-- Start Information shown --

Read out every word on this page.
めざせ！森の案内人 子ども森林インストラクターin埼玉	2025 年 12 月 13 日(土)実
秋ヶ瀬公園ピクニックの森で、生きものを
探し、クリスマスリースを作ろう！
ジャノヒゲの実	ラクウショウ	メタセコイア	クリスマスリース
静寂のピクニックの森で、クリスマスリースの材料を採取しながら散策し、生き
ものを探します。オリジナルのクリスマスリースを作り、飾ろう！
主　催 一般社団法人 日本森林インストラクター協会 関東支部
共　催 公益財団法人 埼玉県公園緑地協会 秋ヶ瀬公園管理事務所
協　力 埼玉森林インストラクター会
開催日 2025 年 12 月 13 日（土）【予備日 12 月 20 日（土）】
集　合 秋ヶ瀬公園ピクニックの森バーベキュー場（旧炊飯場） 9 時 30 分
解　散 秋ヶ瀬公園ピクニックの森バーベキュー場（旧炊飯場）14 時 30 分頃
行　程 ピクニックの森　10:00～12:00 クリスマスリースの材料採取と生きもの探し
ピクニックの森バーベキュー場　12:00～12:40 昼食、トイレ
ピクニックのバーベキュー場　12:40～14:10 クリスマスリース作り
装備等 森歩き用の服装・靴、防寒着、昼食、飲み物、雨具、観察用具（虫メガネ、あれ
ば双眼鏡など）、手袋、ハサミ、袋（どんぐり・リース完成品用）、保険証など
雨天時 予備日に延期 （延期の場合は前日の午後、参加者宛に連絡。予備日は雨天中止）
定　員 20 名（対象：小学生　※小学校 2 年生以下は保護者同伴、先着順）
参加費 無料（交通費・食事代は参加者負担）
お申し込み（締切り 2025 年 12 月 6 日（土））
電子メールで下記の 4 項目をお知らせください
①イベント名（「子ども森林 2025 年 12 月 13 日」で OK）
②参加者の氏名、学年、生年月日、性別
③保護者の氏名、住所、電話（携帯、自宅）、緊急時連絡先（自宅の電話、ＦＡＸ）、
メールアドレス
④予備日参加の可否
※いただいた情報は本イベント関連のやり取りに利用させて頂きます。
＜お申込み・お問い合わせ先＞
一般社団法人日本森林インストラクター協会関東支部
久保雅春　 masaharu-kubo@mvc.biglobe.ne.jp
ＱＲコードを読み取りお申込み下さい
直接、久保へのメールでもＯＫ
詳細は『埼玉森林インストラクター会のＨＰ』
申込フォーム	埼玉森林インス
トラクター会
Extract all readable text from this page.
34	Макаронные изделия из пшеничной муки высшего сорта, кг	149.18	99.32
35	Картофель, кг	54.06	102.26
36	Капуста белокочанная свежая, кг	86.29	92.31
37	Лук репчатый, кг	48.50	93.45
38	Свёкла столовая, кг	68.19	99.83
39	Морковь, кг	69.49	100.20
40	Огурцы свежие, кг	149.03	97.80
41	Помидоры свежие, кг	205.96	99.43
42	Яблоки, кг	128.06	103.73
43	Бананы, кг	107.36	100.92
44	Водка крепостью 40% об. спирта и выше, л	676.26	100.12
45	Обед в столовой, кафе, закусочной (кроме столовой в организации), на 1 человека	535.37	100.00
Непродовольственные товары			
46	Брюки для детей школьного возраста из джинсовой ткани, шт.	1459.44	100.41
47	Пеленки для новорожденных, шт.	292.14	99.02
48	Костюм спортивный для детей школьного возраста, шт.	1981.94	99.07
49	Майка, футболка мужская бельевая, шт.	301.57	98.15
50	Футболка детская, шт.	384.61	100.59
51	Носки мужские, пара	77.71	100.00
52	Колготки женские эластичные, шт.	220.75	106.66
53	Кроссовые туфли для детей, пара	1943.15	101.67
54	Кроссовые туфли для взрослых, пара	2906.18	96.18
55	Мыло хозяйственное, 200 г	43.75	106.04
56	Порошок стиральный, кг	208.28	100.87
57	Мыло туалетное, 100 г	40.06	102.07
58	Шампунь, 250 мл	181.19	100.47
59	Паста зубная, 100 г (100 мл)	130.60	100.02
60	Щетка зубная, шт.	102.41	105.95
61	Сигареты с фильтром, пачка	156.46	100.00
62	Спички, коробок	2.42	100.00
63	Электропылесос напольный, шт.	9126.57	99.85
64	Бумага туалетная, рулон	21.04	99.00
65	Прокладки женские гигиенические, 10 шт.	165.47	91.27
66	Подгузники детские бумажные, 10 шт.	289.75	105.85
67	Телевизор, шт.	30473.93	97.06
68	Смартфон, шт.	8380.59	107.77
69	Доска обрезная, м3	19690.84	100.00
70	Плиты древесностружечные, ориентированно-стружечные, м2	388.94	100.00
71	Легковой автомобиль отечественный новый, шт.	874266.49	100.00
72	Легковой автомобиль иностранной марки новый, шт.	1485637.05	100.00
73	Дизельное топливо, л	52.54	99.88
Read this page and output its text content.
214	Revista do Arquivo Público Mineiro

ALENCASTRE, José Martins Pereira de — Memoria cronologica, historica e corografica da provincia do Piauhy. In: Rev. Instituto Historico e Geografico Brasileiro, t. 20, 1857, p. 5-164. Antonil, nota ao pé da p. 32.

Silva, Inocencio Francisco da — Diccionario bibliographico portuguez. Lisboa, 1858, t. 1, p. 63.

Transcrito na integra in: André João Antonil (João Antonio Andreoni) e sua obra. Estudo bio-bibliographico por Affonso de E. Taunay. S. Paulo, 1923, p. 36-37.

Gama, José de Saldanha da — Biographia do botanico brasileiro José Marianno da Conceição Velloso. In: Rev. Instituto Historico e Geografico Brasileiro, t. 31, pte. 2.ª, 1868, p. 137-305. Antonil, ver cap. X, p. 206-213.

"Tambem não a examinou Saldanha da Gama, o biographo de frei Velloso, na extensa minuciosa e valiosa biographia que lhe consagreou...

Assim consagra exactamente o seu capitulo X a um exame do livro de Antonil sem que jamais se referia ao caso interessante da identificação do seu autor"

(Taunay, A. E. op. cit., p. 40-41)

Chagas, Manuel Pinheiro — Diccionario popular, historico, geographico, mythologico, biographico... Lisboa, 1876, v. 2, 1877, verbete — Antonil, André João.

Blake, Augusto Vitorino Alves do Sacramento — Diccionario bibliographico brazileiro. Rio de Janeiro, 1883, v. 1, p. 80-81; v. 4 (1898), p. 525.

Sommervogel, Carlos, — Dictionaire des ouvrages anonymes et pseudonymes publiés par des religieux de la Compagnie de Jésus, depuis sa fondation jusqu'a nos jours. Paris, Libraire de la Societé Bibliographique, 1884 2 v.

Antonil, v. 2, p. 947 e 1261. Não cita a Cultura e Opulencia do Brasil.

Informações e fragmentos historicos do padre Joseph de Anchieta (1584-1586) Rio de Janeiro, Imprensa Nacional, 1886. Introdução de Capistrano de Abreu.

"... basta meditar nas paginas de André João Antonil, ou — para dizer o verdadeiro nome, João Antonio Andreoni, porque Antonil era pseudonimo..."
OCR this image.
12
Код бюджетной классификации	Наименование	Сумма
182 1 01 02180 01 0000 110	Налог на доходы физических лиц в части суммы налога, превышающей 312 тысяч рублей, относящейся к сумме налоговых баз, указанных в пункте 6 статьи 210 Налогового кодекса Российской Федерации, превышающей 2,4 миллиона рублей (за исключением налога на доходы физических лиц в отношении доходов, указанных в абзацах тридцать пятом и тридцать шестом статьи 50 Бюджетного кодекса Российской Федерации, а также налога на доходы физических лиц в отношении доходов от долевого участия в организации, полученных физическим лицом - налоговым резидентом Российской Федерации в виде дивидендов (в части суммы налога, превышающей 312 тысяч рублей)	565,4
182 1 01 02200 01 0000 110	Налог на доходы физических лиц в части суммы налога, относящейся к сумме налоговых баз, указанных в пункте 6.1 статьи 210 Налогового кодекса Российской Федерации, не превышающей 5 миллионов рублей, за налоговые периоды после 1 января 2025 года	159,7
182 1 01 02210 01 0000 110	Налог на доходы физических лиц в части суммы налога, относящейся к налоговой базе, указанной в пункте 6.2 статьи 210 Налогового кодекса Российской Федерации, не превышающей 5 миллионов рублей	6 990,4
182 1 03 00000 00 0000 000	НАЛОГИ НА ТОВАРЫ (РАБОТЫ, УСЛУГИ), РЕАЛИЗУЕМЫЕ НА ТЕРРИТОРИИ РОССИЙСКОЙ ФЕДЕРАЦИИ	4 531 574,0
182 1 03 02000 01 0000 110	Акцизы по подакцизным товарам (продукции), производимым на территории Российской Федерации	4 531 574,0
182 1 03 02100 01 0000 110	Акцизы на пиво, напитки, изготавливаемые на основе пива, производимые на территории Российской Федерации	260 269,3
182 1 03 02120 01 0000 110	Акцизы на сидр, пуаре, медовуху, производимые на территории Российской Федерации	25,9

-- End Information shown --

Problem requirements: Report all lines of the data above that include the string "Taunay".

Task answer:
Transcrito na integra in: André João Antonil (João Antonio Andreoni) e sua obra. Estudo bio-bibliographico por Affonso de E. Taunay. S. Paulo, 1923, p. 36-37.
(Taunay, A. E. op. cit., p. 40-41)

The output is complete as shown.